- [Verilen görev A]:
Akrab saldırısını anlatan metinde "Akrab köyüne düzenlenen" ile başlayıp "süreci de tetiklemektedir." ile biten bölümü kelimesi kelimesine yeniden yazın.

- [Sayfa metni]:
Suriye’de Hula beldesine bağlı AKRAB köyüne 11.12.2012 tarihinde düzenlenen bombalı saldırılarda en az 130 Arap Alevi’si katledildi. Ve bir gün sonrada aynı terörist gruplar Şam’ın Qatana kentinde bir ilköğretim okuluna bombalı saldırı düzenleyerek 12'si çocuk olmak üzere 16 kişiyi katlettiler.
Akrab köyüne düzenlenen son saldırılar, bir yılı aşkın süredir devam eden çatışmalarda ülkedeki Arap Alevi kökenli vatandaşlara yönelik en kanlı saldırı olarak gerçekleşti. Çok sayıda yaralının da bulunduğu saldırı, temel tıbbi ekipman ve sağlık hizmetinin yetersiz olduğu ülkede, sivil insanların yaşamalarını imkansız hale getiren çatışma sürecinin tehlikeli son halkası olmuştur. Beraberinde, savaş hukuku kapsamında savaş suçu olarak kabul edilecek bu gibi vahşet uygulamalarının, ülkedeki farklı kökenlere de uzandığını göstermesi bakımından da, sonuçları bakımından son derece tehlikeli bir süreci de tetiklemektedir.
Akrab’ta böylesi bir saldırı, ülke içerisinde yaşanan çatışma ortamını provoke etmek ve daha fazla masum insanın ve sivil kayıpların artacağı, tehlikeli bir kaos ortamı yaratılması için tahrik unsuru olarak kullanılabilecek bir gelişmedir. Akrab köyü çoğunluğunu Sünnilerin oluşturduğu ve 25 Mayıs 2012 tarihinde yine benzer bir katliamın yaşandığı Hula köyünün yakınlarında bulunuyor. Hula’da da 49’u çocuk 34’ü kadın 108 kişi ABD’nin beslemesi teröristlerce öldürülmüştü. Akrab’taki durum, ülke genelindeki mezhebi kökenli bir çatışma ortamına yönelik çok tehlikeli, insan yaşamı üzerinden yürütülen kirli bir hesap anlamı taşımaktadır.

- [Veri alıntıları]:
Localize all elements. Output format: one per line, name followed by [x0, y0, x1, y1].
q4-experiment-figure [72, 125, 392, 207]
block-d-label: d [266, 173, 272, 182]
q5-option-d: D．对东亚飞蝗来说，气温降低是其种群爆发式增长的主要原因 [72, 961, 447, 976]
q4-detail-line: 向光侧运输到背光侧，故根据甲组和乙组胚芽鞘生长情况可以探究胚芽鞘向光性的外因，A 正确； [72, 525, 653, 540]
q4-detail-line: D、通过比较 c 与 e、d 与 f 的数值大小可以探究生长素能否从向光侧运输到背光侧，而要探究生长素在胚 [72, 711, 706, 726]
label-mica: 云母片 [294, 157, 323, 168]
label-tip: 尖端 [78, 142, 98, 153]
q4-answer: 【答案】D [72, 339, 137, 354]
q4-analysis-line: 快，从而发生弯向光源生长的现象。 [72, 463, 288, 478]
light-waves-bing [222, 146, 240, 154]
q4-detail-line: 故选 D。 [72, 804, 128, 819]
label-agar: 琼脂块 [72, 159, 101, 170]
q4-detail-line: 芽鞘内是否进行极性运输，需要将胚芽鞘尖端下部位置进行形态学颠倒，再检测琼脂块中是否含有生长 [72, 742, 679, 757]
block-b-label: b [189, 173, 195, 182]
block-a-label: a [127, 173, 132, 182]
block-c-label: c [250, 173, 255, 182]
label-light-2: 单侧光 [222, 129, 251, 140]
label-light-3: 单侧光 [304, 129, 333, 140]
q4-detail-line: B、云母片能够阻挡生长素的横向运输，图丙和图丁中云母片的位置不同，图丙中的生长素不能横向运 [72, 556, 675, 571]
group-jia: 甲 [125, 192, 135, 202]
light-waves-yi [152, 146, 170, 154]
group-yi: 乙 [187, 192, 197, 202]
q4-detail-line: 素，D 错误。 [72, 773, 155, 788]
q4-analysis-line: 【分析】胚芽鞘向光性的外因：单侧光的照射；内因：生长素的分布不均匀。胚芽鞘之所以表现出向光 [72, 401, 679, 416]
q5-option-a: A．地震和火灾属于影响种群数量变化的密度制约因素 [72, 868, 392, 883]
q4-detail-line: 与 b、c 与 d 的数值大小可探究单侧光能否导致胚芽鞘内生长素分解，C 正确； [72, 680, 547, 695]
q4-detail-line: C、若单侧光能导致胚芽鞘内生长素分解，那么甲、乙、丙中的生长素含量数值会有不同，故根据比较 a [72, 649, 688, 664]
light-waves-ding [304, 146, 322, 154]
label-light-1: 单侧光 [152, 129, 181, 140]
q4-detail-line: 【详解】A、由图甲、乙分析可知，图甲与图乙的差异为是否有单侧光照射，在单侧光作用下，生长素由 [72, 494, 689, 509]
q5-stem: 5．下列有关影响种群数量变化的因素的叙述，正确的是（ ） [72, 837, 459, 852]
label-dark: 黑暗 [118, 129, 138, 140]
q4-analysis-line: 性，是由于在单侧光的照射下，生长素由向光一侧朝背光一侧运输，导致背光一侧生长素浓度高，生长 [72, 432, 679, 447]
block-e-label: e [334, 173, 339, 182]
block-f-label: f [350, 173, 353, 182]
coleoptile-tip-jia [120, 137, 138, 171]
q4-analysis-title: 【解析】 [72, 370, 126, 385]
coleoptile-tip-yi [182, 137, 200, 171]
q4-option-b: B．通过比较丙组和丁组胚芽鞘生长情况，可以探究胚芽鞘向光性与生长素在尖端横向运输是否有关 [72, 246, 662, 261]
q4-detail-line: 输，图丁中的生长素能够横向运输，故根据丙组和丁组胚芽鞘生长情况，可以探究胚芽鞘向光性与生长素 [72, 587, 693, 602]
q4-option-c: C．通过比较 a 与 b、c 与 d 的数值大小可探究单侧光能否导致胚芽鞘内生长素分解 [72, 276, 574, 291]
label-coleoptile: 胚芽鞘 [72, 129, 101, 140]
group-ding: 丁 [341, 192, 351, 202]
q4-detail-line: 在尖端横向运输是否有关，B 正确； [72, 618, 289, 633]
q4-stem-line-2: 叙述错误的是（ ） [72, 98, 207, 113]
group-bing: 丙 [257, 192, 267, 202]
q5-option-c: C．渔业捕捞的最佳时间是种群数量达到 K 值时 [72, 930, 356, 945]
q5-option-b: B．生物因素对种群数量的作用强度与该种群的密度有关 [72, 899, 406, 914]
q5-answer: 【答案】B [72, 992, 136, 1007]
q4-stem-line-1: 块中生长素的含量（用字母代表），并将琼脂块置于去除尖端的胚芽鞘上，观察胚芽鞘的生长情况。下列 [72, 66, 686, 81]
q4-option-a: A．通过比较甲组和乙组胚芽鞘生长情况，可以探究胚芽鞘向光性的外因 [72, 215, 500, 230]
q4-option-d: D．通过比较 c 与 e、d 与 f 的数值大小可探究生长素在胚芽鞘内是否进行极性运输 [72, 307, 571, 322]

- [Verilen görev B]:
Yukarıdaki listeden, listenin başından başlayıp "label-light-3: 单侧光 [304, 129, 333, 140]" ifadesini içeren satırla biten satırları, iki uç da dahil olmak üzere aynen alıntılayın.

- [Doğru sonuç A]:
Akrab köyüne düzenlenen son saldırılar, bir yılı aşkın süredir devam eden çatışmalarda ülkedeki Arap Alevi kökenli vatandaşlara yönelik en kanlı saldırı olarak gerçekleşti. Çok sayıda yaralının da bulunduğu saldırı, temel tıbbi ekipman ve sağlık hizmetinin yetersiz olduğu ülkede, sivil insanların yaşamalarını imkansız hale getiren çatışma sürecinin tehlikeli son halkası olmuştur. Beraberinde, savaş hukuku kapsamında savaş suçu olarak kabul edilecek bu gibi vahşet uygulamalarının, ülkedeki farklı kökenlere de uzandığını göstermesi bakımından da, sonuçları bakımından son derece tehlikeli bir süreci de tetiklemektedir.

- [Doğru sonuç B]:
Localize all elements. Output format: one per line, name followed by [x0, y0, x1, y1].
q4-experiment-figure [72, 125, 392, 207]
block-d-label: d [266, 173, 272, 182]
q5-option-d: D．对东亚飞蝗来说，气温降低是其种群爆发式增长的主要原因 [72, 961, 447, 976]
q4-detail-line: 向光侧运输到背光侧，故根据甲组和乙组胚芽鞘生长情况可以探究胚芽鞘向光性的外因，A 正确； [72, 525, 653, 540]
q4-detail-line: D、通过比较 c 与 e、d 与 f 的数值大小可以探究生长素能否从向光侧运输到背光侧，而要探究生长素在胚 [72, 711, 706, 726]
label-mica: 云母片 [294, 157, 323, 168]
label-tip: 尖端 [78, 142, 98, 153]
q4-answer: 【答案】D [72, 339, 137, 354]
q4-analysis-line: 快，从而发生弯向光源生长的现象。 [72, 463, 288, 478]
light-waves-bing [222, 146, 240, 154]
q4-detail-line: 故选 D。 [72, 804, 128, 819]
label-agar: 琼脂块 [72, 159, 101, 170]
q4-detail-line: 芽鞘内是否进行极性运输，需要将胚芽鞘尖端下部位置进行形态学颠倒，再检测琼脂块中是否含有生长 [72, 742, 679, 757]
block-b-label: b [189, 173, 195, 182]
block-a-label: a [127, 173, 132, 182]
block-c-label: c [250, 173, 255, 182]
label-light-2: 单侧光 [222, 129, 251, 140]
label-light-3: 单侧光 [304, 129, 333, 140]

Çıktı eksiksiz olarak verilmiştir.